» SOURCE DATA
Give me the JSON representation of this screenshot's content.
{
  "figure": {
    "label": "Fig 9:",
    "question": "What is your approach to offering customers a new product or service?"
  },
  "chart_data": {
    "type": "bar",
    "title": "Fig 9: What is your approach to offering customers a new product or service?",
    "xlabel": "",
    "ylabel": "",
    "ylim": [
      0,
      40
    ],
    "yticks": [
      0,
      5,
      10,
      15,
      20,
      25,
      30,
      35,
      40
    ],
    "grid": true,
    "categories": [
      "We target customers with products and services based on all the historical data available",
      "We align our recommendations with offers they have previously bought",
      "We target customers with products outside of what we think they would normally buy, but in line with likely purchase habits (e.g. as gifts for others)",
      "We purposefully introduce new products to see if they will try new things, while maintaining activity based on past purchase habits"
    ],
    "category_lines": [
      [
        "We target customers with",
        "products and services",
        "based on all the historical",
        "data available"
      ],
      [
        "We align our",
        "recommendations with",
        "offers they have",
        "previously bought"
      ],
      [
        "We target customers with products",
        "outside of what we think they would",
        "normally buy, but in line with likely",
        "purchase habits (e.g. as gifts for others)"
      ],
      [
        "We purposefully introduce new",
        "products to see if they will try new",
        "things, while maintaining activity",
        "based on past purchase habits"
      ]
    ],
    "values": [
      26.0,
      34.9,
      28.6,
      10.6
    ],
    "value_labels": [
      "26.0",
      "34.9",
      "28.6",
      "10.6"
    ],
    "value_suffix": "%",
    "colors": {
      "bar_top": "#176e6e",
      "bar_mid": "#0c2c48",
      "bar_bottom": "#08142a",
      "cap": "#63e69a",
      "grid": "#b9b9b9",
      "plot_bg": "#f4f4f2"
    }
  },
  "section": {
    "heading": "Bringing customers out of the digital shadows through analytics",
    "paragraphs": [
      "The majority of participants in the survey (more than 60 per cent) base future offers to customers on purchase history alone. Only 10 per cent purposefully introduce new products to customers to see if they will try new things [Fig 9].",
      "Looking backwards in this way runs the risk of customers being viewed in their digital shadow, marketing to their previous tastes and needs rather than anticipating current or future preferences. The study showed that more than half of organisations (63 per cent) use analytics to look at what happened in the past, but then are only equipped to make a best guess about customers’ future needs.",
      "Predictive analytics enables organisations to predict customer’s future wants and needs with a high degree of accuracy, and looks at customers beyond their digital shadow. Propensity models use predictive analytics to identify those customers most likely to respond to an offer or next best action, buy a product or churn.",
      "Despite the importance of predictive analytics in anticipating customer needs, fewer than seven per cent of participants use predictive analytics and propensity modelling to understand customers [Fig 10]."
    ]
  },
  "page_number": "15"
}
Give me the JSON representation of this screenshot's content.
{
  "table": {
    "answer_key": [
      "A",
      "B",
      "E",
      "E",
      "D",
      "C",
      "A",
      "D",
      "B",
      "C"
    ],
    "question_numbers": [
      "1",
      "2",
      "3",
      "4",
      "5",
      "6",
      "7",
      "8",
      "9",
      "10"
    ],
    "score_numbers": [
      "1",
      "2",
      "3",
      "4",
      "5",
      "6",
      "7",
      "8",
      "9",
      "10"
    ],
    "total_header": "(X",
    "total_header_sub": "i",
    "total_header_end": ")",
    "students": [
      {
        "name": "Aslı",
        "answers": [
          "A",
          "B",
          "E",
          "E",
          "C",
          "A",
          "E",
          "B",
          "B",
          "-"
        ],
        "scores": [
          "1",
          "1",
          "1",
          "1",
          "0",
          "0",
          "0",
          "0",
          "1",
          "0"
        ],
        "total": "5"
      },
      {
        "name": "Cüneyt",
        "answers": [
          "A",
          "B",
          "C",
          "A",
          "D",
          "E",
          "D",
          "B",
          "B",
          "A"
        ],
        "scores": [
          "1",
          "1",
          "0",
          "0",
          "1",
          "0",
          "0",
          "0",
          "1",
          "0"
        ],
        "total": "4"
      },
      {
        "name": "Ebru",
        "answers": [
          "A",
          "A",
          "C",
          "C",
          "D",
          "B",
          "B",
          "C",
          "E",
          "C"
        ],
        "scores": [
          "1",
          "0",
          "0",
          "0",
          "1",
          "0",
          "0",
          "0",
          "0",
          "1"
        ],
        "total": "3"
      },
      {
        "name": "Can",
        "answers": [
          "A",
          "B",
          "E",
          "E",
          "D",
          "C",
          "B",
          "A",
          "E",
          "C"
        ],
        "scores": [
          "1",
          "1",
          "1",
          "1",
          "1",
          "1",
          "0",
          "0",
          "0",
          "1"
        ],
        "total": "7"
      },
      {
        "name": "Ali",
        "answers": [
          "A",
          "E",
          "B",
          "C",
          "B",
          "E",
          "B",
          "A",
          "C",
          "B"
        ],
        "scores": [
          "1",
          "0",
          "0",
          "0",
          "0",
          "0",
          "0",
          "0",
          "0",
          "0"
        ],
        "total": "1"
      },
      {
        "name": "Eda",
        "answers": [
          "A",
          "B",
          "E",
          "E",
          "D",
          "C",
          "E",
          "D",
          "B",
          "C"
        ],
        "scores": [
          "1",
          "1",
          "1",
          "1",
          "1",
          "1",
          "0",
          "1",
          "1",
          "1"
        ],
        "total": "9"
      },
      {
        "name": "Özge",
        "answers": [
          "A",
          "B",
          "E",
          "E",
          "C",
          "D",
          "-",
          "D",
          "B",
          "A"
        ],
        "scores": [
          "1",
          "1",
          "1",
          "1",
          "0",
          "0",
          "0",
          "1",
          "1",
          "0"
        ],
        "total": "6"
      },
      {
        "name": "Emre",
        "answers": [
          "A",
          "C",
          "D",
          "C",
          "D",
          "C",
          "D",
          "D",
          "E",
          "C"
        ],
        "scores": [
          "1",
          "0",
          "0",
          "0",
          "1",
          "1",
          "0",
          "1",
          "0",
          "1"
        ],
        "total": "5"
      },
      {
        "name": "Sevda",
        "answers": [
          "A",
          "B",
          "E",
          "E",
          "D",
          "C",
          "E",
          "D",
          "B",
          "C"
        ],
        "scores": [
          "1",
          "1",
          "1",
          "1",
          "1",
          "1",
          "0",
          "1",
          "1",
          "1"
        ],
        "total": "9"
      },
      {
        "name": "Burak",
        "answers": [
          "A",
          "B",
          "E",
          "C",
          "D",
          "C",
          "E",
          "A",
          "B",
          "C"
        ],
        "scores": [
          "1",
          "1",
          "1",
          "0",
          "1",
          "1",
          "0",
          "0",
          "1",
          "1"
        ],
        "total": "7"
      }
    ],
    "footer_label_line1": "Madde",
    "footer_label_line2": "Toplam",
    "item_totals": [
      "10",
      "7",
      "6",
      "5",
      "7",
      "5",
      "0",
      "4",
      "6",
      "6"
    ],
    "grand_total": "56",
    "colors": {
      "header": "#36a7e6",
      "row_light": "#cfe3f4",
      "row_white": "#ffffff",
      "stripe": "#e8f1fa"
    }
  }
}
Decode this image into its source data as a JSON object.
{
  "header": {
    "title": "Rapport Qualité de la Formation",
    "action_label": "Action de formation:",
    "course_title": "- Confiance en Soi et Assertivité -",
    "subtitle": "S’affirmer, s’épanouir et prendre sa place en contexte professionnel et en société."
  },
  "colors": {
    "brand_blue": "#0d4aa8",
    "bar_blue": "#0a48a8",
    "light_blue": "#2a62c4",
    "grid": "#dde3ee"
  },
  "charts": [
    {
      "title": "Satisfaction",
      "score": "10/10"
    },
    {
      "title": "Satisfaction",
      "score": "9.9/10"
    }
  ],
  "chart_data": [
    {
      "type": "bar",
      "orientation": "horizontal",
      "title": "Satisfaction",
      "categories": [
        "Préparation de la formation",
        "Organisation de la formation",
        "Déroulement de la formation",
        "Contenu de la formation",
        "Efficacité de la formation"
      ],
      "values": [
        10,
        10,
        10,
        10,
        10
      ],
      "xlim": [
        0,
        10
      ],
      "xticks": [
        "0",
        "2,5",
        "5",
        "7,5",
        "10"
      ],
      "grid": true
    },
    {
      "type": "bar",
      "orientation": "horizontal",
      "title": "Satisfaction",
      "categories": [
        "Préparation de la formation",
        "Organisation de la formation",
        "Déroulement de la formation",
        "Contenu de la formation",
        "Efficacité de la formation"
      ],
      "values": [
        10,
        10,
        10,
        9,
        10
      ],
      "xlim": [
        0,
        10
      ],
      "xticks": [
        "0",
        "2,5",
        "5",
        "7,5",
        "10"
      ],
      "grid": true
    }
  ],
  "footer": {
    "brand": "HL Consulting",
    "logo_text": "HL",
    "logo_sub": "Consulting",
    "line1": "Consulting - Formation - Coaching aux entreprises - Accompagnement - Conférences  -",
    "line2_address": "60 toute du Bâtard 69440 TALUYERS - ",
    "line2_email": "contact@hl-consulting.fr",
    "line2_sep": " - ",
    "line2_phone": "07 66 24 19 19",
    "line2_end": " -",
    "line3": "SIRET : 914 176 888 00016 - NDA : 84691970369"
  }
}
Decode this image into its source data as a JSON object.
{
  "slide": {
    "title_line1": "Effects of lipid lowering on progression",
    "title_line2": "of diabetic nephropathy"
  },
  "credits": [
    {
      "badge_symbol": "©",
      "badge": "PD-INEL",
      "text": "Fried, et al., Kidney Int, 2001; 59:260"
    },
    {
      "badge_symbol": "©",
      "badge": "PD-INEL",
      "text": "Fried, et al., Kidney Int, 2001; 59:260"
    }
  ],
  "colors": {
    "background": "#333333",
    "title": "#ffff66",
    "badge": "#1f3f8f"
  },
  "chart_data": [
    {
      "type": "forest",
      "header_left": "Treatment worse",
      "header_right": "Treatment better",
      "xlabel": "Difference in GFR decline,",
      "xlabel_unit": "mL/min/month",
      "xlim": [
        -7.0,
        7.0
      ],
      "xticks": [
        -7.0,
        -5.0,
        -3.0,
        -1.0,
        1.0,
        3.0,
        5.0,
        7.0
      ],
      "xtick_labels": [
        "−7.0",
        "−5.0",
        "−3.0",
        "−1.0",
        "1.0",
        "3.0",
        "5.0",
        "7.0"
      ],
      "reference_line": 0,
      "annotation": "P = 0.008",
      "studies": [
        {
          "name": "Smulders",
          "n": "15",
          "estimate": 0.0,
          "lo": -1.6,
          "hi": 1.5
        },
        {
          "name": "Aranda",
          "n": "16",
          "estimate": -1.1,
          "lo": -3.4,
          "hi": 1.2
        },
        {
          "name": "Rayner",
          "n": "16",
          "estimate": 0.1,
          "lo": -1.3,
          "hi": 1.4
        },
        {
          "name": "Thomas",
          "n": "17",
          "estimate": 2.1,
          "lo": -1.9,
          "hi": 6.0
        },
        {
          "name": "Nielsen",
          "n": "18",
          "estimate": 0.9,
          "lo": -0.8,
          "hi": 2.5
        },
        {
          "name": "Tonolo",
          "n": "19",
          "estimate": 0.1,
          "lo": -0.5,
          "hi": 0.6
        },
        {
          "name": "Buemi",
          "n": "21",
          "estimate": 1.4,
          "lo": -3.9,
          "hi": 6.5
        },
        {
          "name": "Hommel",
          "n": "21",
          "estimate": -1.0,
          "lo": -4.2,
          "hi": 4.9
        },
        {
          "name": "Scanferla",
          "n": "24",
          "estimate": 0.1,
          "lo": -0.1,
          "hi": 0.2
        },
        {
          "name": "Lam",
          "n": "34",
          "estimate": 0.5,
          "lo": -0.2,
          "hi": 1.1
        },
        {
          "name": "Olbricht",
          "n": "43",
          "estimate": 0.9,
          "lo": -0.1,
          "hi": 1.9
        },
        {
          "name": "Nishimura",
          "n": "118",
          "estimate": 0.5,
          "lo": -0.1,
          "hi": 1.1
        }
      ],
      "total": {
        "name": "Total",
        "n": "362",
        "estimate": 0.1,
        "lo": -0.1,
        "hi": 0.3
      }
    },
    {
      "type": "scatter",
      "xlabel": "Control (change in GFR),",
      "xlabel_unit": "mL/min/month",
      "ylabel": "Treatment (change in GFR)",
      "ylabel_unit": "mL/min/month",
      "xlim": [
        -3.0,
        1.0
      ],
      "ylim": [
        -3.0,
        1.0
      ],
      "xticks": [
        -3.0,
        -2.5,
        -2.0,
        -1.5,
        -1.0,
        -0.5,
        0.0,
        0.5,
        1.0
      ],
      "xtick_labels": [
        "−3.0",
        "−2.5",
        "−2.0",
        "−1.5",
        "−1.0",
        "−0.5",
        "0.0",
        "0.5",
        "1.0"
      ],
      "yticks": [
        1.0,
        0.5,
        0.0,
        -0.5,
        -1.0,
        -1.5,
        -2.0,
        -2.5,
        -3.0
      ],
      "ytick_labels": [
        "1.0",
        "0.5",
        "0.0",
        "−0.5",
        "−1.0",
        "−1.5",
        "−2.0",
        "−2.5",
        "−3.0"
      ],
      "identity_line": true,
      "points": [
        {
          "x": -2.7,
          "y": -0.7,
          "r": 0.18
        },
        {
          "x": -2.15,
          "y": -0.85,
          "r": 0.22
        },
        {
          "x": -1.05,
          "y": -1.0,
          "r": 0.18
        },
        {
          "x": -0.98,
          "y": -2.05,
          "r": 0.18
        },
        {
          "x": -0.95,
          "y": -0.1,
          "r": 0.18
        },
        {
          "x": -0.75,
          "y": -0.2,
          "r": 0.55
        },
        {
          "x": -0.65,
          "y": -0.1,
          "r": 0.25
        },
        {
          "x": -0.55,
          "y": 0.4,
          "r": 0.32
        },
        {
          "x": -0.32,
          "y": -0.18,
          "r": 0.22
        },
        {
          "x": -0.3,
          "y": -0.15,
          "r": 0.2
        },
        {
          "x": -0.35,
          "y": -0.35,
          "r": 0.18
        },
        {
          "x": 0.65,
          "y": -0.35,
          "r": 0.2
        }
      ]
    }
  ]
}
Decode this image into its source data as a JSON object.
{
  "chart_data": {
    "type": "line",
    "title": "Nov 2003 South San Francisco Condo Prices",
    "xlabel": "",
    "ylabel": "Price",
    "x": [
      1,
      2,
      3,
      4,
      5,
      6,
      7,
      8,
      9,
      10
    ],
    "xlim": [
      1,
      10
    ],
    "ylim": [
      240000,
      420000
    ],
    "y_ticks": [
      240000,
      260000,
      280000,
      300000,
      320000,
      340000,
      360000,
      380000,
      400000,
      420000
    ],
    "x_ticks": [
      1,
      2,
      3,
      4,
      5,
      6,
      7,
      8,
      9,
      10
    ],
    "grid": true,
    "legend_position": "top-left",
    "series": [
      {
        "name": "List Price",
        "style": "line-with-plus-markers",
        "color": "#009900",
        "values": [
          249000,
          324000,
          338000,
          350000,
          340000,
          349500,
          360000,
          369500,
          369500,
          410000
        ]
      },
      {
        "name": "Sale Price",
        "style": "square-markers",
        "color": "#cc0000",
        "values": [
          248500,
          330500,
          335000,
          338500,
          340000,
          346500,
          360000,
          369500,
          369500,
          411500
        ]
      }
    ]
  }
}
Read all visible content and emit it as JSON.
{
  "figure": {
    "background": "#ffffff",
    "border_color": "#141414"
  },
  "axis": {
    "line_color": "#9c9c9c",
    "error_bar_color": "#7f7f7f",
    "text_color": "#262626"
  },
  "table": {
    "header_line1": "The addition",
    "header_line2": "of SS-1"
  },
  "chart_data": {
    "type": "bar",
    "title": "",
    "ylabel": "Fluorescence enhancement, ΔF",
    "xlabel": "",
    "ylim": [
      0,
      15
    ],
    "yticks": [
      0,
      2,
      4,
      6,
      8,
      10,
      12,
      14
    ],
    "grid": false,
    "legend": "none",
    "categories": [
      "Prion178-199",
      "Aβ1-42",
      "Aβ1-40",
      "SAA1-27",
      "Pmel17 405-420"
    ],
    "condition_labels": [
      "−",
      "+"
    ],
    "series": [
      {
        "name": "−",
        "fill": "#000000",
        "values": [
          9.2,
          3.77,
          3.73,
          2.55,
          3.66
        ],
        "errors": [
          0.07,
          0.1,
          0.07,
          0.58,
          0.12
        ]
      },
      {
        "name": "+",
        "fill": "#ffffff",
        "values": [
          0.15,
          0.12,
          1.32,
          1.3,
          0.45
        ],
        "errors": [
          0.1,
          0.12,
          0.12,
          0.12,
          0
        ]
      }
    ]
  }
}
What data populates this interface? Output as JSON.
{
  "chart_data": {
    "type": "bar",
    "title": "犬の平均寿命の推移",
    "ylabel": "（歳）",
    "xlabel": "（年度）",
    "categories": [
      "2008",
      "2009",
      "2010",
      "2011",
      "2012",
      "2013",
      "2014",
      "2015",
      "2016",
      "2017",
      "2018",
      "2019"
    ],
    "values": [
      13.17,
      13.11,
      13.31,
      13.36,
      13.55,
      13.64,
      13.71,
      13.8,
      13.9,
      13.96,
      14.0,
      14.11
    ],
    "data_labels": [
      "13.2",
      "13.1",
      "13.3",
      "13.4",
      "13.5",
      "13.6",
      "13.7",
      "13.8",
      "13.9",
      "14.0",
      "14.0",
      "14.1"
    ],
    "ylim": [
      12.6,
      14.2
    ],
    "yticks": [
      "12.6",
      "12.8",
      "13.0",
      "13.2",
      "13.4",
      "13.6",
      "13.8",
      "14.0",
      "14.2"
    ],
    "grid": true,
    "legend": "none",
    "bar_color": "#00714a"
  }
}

» TASK TO COMPLETE
Across the data above, how many lines include the word "normally"? Give only the count.

» SOLUTION TO THE PROBLEM
2